## [Task]
Pull out every line from the listing that has the word "Pièces".

## [Material for the task]
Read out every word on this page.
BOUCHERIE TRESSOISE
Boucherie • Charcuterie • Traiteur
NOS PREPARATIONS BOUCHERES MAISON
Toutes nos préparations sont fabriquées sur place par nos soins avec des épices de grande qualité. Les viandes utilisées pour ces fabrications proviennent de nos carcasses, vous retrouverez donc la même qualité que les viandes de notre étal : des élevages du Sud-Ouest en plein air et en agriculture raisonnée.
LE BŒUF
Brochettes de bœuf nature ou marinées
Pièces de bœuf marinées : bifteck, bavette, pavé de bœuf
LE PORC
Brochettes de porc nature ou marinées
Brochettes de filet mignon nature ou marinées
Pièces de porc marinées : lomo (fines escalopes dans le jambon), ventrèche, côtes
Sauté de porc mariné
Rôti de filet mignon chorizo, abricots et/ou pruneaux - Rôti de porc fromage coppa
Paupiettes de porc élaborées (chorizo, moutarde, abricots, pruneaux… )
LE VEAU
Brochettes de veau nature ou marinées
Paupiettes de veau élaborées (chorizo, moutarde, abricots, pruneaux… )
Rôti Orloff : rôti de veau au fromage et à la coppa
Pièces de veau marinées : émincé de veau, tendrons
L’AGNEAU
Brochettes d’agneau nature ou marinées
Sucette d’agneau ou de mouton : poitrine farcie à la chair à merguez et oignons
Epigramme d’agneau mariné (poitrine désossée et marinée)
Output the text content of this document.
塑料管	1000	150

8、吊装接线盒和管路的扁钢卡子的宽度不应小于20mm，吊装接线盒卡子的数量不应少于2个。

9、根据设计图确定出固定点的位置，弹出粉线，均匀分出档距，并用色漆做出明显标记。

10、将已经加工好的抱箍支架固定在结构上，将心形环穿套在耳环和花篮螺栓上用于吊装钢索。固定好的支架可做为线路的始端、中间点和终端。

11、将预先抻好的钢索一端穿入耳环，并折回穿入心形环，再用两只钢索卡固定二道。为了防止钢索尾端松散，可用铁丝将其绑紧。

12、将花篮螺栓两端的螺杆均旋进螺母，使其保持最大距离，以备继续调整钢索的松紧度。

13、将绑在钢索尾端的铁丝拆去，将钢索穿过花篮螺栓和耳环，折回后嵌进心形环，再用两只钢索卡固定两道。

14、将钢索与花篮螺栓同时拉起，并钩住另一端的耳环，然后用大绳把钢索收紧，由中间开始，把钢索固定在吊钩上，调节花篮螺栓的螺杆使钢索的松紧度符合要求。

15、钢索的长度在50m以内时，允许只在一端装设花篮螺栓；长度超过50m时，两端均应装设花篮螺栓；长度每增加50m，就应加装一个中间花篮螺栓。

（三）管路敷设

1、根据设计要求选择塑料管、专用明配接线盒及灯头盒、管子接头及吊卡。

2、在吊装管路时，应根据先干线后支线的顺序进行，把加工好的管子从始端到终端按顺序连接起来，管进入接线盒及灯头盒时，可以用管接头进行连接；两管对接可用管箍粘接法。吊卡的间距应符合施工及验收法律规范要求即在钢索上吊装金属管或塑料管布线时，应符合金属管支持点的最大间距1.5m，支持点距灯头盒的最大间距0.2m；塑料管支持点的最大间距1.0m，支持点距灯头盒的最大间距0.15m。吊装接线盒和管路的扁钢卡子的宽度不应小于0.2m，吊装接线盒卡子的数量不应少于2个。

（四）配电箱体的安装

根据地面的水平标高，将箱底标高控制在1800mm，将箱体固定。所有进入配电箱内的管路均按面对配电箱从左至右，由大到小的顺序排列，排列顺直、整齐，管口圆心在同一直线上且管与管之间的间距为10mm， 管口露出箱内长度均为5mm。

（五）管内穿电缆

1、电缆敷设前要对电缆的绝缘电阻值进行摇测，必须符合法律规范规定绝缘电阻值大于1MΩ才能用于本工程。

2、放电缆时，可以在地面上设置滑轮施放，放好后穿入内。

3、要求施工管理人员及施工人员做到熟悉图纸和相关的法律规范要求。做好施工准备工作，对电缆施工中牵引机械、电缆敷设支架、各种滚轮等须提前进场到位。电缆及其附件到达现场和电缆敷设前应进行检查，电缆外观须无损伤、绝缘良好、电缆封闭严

## [Reply to the exercise]
Pièces de bœuf marinées : bifteck, bavette, pavé de bœuf
Pièces de porc marinées : lomo (fines escalopes dans le jambon), ventrèche, côtes
Pièces de veau marinées : émincé de veau, tendrons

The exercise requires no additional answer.